:: Material shown ::
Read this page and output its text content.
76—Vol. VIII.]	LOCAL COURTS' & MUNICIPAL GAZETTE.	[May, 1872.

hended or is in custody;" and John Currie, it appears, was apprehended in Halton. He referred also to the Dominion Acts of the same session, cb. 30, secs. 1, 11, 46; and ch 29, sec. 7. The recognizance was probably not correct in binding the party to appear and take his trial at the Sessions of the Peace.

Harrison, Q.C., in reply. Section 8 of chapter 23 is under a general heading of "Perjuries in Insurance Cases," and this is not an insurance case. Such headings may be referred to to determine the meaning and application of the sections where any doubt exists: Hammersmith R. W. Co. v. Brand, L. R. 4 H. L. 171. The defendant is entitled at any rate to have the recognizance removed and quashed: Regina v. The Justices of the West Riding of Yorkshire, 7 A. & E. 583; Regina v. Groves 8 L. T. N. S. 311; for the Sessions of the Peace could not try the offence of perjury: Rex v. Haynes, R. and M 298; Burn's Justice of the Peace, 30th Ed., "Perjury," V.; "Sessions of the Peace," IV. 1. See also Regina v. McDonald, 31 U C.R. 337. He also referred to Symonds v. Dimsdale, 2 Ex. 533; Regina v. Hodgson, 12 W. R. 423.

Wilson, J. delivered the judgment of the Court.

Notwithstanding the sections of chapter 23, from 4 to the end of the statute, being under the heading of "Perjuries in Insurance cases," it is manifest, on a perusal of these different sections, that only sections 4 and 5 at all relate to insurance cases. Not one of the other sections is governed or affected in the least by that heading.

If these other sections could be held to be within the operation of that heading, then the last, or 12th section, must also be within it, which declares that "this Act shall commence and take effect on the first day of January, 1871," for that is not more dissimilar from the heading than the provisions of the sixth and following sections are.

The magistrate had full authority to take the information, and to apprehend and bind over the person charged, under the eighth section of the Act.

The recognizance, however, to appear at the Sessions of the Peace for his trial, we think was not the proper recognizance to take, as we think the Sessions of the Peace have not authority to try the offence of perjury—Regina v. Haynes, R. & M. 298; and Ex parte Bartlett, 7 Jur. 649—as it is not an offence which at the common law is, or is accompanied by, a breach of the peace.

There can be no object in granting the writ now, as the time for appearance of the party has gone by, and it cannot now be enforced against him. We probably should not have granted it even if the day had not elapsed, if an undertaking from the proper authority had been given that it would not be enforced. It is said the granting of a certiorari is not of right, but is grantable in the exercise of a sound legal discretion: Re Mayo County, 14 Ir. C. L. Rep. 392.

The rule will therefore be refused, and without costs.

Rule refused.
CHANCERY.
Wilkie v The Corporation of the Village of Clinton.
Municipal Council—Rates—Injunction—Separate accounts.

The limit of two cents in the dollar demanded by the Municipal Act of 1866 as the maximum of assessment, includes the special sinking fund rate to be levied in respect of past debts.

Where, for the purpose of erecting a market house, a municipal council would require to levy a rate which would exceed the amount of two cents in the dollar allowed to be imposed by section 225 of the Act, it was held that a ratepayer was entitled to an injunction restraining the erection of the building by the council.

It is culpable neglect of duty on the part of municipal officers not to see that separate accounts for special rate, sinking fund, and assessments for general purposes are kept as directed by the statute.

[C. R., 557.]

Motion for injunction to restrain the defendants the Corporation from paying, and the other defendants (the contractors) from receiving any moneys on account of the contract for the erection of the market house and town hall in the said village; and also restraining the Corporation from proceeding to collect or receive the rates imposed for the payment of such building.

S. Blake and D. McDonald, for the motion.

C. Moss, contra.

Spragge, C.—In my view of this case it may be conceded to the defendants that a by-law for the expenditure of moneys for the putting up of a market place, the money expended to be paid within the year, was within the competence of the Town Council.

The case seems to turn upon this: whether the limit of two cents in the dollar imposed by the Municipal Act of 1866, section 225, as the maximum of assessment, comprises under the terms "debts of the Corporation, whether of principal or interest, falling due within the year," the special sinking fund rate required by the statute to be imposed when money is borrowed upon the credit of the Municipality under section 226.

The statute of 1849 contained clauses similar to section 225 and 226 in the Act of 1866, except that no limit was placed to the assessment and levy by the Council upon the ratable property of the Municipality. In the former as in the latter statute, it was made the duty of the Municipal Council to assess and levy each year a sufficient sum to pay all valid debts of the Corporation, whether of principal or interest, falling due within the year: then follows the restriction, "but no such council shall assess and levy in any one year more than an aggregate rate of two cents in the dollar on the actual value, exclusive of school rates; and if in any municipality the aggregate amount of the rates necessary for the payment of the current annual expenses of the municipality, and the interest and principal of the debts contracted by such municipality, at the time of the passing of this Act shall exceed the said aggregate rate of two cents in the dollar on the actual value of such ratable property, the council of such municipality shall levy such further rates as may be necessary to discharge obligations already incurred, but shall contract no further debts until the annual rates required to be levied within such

:: Written exercise ::
Pick out every line holding the string "refused" and return it.

:: Task answer ::
The rule will therefore be refused, and without costs.
Rule refused.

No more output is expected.